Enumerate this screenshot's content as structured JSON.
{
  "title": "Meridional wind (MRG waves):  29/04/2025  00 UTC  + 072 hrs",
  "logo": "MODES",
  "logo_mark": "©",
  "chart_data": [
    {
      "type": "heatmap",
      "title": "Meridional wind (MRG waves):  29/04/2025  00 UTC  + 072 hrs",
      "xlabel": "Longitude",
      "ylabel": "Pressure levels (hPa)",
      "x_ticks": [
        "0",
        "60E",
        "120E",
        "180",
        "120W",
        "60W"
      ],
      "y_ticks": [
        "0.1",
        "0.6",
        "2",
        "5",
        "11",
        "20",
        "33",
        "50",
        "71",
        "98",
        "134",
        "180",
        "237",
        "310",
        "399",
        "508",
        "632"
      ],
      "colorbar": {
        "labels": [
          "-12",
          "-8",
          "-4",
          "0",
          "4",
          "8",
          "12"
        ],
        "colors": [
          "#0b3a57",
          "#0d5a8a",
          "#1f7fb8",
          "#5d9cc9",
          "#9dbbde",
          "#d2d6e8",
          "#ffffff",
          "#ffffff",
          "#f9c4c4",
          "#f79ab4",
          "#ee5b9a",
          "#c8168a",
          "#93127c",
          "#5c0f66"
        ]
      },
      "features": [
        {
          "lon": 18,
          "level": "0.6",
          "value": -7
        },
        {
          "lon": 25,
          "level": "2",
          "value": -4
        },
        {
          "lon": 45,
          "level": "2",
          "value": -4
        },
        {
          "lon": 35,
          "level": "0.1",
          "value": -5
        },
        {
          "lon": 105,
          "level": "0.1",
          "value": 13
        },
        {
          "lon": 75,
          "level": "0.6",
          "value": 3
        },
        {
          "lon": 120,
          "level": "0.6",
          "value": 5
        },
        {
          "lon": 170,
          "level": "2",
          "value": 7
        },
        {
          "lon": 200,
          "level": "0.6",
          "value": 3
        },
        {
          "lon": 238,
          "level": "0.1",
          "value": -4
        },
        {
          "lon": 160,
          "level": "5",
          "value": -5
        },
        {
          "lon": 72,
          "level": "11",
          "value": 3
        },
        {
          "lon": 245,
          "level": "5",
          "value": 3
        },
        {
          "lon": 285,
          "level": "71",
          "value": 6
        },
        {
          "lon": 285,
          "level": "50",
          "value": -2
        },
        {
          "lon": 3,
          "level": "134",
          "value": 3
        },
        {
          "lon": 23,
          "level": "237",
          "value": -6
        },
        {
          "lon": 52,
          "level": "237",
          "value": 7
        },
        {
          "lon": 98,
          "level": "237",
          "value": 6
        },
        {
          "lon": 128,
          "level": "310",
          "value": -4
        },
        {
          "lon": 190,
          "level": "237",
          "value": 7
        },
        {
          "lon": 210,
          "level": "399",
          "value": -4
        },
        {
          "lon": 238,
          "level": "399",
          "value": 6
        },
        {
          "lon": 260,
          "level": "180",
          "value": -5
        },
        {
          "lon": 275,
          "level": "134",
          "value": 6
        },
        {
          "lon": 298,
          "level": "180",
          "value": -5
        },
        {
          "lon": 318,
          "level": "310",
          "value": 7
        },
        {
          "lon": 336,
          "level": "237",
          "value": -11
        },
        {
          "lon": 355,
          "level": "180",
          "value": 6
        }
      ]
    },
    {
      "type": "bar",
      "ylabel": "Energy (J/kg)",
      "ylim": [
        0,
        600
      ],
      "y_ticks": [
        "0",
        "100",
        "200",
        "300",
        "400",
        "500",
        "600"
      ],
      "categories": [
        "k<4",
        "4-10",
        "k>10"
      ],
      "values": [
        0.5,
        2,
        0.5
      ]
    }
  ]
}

▶ [What to work on]
Extract every line containing the string "wind" from the data above.

▶ [Full solution]
  "title": "Meridional wind (MRG waves):  29/04/2025  00 UTC  + 072 hrs",
      "title": "Meridional wind (MRG waves):  29/04/2025  00 UTC  + 072 hrs",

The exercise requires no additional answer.